### Given task
Only those lines running from the line that contains "Parse this screenshot: output" through the end of the material are to be written out, each exactly as shown.

### Supplied records
-- -- --

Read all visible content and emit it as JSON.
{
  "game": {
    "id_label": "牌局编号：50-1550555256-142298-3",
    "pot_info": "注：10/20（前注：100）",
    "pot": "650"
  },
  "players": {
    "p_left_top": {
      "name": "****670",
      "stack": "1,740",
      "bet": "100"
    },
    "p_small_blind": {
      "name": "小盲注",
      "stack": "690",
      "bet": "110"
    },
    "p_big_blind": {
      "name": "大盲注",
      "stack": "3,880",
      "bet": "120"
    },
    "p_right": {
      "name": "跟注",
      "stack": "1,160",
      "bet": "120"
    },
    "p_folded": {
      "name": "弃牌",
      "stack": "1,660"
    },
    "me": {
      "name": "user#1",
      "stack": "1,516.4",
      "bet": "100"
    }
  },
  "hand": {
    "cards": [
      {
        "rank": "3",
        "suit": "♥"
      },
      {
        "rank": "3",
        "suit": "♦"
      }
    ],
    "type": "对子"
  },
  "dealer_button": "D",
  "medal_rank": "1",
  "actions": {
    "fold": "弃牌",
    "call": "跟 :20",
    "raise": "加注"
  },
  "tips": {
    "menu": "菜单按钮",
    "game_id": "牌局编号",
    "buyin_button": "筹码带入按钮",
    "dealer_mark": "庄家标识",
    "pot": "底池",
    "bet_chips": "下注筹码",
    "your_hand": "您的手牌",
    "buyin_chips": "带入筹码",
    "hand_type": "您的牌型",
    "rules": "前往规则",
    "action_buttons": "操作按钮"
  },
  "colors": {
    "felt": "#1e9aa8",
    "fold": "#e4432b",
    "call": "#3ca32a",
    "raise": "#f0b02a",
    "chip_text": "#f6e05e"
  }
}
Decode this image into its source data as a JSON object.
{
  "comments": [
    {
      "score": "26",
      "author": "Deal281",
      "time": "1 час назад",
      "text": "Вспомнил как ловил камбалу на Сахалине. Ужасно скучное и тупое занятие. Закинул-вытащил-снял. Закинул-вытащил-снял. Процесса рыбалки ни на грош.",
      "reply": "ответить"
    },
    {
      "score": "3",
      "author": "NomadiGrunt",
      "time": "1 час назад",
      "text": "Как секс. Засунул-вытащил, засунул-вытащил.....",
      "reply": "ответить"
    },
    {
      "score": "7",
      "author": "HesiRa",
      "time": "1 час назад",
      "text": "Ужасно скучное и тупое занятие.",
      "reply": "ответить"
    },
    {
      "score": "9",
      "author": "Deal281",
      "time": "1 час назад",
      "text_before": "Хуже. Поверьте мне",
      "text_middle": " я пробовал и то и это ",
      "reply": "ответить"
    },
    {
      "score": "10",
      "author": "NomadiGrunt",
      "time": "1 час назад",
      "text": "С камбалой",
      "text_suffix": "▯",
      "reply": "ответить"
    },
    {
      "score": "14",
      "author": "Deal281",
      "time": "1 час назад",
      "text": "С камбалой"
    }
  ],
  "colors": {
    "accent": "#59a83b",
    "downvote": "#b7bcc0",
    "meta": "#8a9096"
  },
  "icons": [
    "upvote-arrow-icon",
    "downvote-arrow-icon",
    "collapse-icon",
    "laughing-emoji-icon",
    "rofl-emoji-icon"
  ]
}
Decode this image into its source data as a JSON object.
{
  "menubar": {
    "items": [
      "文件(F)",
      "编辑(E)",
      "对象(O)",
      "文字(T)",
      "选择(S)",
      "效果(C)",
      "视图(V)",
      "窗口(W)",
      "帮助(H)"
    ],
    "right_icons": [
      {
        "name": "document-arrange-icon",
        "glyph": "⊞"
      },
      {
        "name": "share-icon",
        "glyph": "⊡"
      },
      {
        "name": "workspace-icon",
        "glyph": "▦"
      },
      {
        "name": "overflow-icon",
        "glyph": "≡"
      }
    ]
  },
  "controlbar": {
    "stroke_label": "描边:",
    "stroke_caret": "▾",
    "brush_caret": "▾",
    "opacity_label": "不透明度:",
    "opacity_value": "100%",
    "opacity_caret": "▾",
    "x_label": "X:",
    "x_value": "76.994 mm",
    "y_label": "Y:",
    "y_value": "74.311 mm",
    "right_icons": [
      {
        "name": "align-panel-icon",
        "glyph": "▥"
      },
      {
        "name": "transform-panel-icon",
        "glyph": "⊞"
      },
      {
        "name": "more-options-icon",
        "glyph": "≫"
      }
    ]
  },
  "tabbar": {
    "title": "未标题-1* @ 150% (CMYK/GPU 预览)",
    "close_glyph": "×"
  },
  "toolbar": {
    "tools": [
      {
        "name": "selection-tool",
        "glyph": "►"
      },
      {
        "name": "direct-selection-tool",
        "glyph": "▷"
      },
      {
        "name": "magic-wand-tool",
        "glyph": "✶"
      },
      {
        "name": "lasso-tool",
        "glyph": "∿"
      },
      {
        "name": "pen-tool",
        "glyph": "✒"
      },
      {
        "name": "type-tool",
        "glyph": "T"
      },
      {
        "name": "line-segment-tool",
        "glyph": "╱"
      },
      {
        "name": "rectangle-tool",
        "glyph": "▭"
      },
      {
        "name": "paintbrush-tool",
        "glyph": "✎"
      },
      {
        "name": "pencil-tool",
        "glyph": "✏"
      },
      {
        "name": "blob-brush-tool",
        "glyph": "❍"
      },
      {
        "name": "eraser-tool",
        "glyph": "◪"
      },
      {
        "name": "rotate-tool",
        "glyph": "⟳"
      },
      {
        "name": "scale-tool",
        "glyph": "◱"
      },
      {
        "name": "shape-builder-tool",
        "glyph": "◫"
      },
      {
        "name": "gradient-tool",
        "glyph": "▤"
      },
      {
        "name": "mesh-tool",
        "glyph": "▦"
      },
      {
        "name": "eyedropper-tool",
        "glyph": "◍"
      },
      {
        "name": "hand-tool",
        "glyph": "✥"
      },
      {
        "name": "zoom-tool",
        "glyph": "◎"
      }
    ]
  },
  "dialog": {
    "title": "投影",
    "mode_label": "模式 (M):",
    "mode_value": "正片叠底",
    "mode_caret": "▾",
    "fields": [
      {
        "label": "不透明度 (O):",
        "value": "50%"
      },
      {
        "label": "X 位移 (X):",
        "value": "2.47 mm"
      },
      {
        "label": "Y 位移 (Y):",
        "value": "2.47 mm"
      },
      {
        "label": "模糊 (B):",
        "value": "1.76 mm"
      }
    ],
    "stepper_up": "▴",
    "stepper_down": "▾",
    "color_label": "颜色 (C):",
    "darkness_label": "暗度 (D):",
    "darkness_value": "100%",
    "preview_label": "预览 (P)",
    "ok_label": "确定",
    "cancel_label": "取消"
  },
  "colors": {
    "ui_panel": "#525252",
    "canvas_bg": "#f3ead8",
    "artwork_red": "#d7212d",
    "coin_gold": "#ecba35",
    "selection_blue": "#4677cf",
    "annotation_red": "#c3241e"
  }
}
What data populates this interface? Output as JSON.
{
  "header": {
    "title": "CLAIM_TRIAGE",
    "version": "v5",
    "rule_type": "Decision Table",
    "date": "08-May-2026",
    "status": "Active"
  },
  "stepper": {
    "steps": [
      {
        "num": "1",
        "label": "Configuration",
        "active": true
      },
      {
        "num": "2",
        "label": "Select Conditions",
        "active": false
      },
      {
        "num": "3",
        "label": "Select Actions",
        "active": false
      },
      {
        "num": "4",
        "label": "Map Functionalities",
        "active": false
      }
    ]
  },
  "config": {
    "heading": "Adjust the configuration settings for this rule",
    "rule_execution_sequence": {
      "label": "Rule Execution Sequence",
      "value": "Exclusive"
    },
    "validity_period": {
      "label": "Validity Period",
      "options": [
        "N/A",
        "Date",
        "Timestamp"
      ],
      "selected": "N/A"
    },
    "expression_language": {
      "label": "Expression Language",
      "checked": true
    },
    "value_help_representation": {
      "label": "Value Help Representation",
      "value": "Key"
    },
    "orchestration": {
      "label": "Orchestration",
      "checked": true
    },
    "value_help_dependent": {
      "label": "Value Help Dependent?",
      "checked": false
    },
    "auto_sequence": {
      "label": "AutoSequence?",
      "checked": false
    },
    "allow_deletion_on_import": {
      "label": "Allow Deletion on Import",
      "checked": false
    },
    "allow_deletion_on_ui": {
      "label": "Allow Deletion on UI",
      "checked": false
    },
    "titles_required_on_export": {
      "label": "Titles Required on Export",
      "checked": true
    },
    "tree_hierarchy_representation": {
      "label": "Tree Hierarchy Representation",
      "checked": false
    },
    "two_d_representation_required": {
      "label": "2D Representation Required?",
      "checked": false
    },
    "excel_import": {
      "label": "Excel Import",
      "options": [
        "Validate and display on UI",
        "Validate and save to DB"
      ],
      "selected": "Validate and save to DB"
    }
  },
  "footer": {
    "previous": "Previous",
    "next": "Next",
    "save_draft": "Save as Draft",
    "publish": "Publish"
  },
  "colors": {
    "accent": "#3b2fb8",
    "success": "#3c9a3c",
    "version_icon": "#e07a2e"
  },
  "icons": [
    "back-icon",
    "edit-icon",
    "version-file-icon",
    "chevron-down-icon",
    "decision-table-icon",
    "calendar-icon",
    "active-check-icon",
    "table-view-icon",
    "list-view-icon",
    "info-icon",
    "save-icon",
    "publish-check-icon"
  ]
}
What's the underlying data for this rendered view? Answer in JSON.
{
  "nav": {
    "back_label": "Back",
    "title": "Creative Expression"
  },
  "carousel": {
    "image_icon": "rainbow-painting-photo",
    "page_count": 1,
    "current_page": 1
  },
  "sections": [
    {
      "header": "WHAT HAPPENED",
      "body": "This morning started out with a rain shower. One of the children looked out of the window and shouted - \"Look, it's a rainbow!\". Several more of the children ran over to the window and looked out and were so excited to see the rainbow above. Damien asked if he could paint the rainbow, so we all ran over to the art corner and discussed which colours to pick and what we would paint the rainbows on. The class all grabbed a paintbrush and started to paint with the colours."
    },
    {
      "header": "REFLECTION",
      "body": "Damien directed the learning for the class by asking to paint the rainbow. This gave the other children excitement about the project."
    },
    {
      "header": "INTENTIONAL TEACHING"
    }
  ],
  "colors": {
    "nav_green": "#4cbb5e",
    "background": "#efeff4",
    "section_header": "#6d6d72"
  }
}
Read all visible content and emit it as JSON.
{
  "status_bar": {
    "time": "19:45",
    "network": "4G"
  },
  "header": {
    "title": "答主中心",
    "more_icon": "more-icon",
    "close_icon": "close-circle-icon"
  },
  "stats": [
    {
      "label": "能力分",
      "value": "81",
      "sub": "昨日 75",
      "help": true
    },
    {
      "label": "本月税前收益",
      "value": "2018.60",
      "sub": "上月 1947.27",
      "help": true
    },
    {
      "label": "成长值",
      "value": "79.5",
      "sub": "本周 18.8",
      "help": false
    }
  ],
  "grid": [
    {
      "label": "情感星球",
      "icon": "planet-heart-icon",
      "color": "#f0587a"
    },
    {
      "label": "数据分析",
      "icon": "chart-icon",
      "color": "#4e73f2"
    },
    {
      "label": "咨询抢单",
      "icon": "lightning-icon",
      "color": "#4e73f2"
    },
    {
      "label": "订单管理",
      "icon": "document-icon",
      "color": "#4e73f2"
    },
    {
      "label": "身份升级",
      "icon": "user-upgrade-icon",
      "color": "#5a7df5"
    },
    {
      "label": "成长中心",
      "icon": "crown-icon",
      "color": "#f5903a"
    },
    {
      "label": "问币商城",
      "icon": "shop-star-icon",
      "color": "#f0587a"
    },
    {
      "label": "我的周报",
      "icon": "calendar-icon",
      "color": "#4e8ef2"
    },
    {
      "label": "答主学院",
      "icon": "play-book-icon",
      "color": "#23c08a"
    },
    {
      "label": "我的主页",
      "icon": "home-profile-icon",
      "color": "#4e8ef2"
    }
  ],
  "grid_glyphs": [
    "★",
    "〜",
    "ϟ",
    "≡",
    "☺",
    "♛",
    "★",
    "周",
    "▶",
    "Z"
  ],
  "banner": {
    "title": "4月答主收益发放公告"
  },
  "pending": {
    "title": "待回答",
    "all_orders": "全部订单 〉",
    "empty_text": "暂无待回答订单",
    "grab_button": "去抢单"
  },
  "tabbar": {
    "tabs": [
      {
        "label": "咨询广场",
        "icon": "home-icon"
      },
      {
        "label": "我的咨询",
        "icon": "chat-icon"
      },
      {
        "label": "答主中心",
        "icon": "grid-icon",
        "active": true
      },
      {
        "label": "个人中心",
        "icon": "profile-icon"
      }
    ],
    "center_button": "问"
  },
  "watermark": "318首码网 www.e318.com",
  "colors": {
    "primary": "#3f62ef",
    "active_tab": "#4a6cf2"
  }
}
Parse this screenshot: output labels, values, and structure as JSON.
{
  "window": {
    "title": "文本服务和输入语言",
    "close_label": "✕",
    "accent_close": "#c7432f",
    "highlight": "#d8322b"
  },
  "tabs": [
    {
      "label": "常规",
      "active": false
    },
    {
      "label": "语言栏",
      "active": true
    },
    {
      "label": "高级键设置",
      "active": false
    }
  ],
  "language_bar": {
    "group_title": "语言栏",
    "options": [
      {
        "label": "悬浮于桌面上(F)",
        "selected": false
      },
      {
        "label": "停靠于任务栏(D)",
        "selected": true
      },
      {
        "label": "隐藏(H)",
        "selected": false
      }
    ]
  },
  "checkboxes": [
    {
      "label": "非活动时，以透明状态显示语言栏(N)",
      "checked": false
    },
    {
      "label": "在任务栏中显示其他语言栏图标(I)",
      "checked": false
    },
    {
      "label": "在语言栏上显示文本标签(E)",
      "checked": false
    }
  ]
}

-- -- --

### Task output
Parse this screenshot: output labels, values, and structure as JSON.
{
  "window": {
    "title": "文本服务和输入语言",
    "close_label": "✕",
    "accent_close": "#c7432f",
    "highlight": "#d8322b"
  },
  "tabs": [
    {
      "label": "常规",
      "active": false
    },
    {
      "label": "语言栏",
      "active": true
    },
    {
      "label": "高级键设置",
      "active": false
    }
  ],
  "language_bar": {
    "group_title": "语言栏",
    "options": [
      {
        "label": "悬浮于桌面上(F)",
        "selected": false
      },
      {
        "label": "停靠于任务栏(D)",
        "selected": true
      },
      {
        "label": "隐藏(H)",
        "selected": false
      }
    ]
  },
  "checkboxes": [
    {
      "label": "非活动时，以透明状态显示语言栏(N)",
      "checked": false
    },
    {
      "label": "在任务栏中显示其他语言栏图标(I)",
      "checked": false
    },
    {
      "label": "在语言栏上显示文本标签(E)",
      "checked": false
    }
  ]
}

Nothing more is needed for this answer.